• WORK REQUIRED
Would you pull out every line of the material that contains the string "generación"?

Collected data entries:
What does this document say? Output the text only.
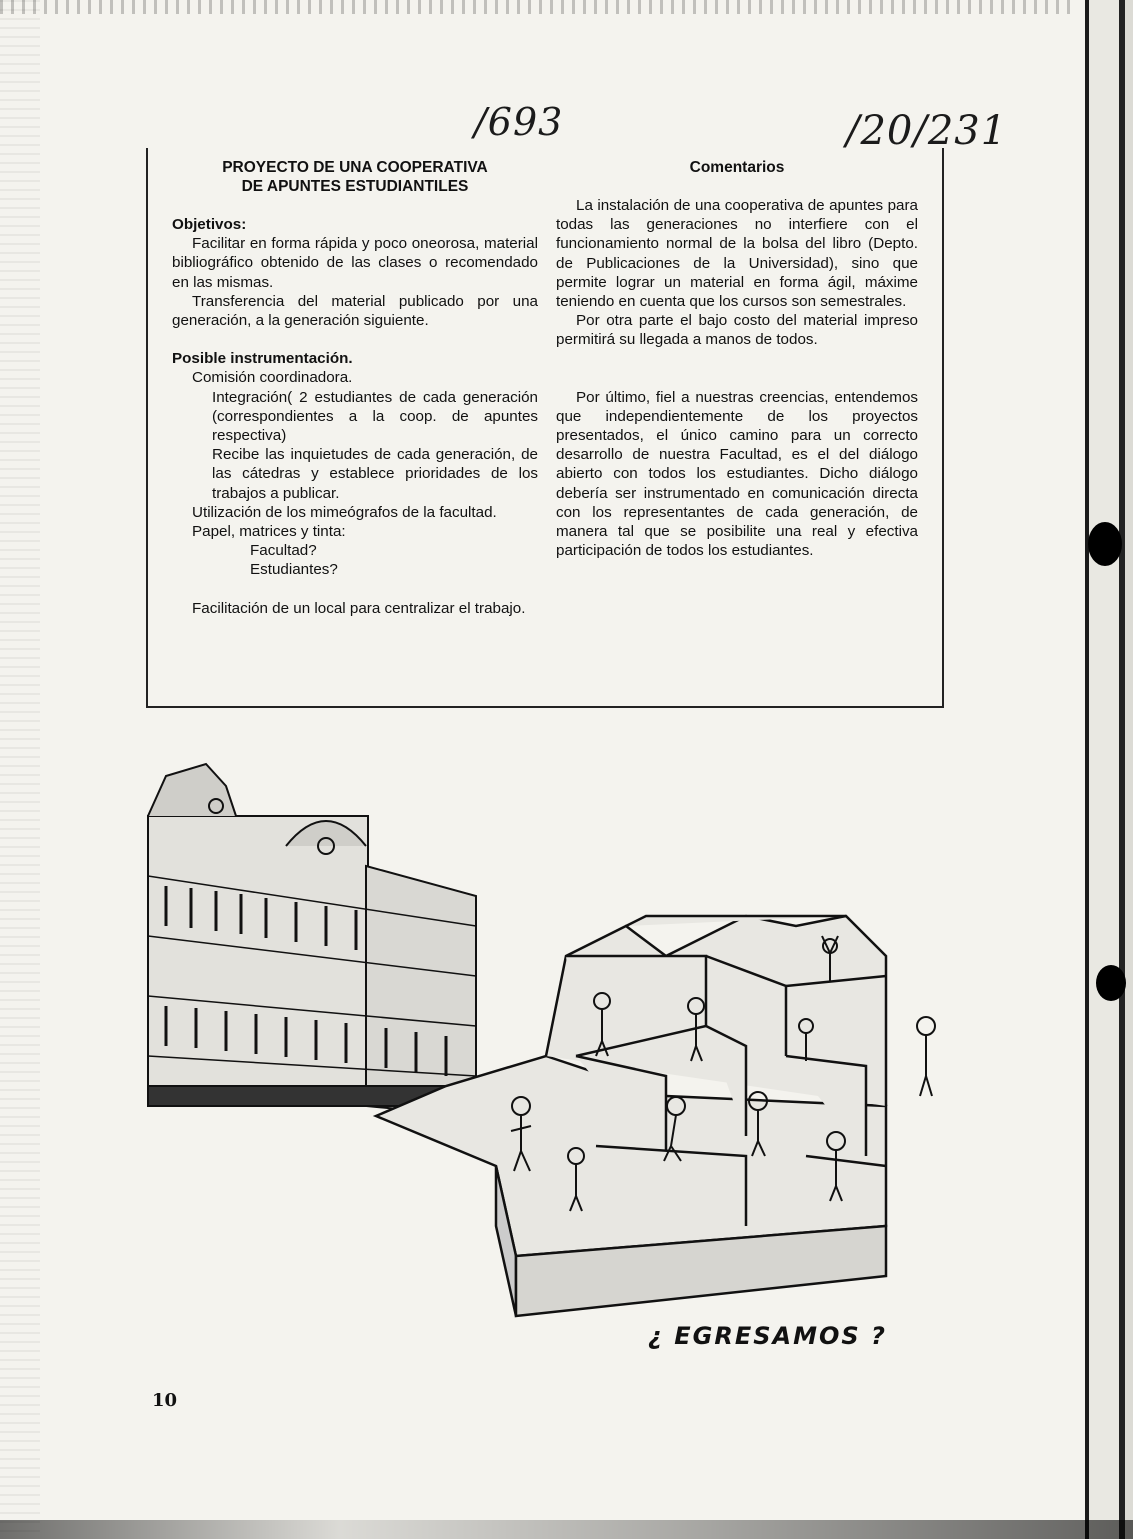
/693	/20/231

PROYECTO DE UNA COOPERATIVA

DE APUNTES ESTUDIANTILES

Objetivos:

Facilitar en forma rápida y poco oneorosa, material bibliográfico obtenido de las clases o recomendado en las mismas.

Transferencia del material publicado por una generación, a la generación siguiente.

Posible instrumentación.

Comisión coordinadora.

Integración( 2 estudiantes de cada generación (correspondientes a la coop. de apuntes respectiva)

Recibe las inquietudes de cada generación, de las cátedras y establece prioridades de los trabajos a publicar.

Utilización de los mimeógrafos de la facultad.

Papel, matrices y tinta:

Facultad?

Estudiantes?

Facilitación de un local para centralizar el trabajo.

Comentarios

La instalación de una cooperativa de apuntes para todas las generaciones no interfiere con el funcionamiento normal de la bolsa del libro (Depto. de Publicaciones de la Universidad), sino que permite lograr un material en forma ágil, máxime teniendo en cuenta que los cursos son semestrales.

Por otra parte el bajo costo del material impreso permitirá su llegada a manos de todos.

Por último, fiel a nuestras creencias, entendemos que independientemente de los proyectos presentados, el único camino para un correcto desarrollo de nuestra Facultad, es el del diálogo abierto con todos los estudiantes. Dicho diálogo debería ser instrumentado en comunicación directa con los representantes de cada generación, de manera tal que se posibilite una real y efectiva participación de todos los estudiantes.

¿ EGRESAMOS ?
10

...

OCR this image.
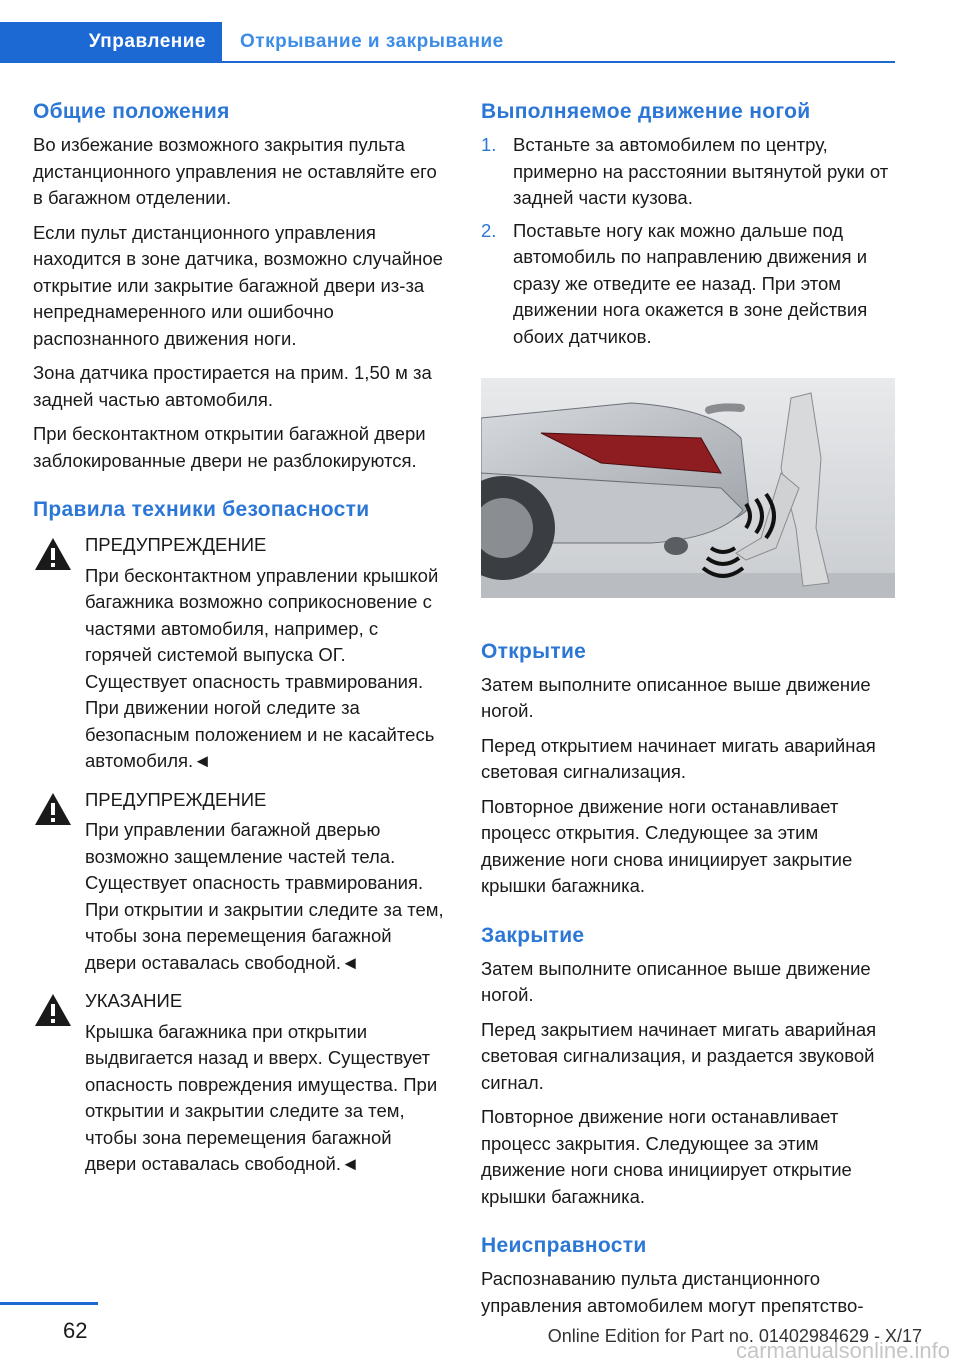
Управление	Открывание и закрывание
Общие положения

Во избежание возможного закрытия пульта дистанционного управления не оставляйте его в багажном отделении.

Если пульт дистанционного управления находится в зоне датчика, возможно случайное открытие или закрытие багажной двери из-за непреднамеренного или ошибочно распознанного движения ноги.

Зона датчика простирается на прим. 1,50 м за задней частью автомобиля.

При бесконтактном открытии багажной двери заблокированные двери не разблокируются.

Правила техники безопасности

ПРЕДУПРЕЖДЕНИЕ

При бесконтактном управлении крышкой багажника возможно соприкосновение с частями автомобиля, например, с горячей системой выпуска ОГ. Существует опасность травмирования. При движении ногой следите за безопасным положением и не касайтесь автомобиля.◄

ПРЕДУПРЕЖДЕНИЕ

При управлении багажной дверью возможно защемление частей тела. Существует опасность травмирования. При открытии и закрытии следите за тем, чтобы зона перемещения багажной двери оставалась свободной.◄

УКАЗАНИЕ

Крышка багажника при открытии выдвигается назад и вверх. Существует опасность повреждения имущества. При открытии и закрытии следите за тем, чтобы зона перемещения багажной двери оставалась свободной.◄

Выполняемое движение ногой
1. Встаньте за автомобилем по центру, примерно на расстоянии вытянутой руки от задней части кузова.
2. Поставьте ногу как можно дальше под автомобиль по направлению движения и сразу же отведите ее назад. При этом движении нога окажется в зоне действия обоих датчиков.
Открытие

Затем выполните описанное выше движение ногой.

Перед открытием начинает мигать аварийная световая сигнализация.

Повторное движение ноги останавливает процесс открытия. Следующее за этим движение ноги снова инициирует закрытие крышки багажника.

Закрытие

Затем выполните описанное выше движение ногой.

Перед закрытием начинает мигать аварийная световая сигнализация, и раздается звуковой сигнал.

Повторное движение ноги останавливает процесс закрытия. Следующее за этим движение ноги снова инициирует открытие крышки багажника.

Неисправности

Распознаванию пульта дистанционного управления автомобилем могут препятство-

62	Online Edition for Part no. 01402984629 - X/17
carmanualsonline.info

• ANSWER
Transferencia del material publicado por una generación, a la generación siguiente.
Integración( 2 estudiantes de cada generación (correspondientes a la coop. de apuntes respectiva)
Recibe las inquietudes de cada generación, de las cátedras y establece prioridades de los trabajos a publicar.
Por último, fiel a nuestras creencias, entendemos que independientemente de los proyectos presentados, el único camino para un correcto desarrollo de nuestra Facultad, es el del diálogo abierto con todos los estudiantes. Dicho diálogo debería ser instrumentado en comunicación directa con los representantes de cada generación, de manera tal que se posibilite una real y efectiva participación de todos los estudiantes.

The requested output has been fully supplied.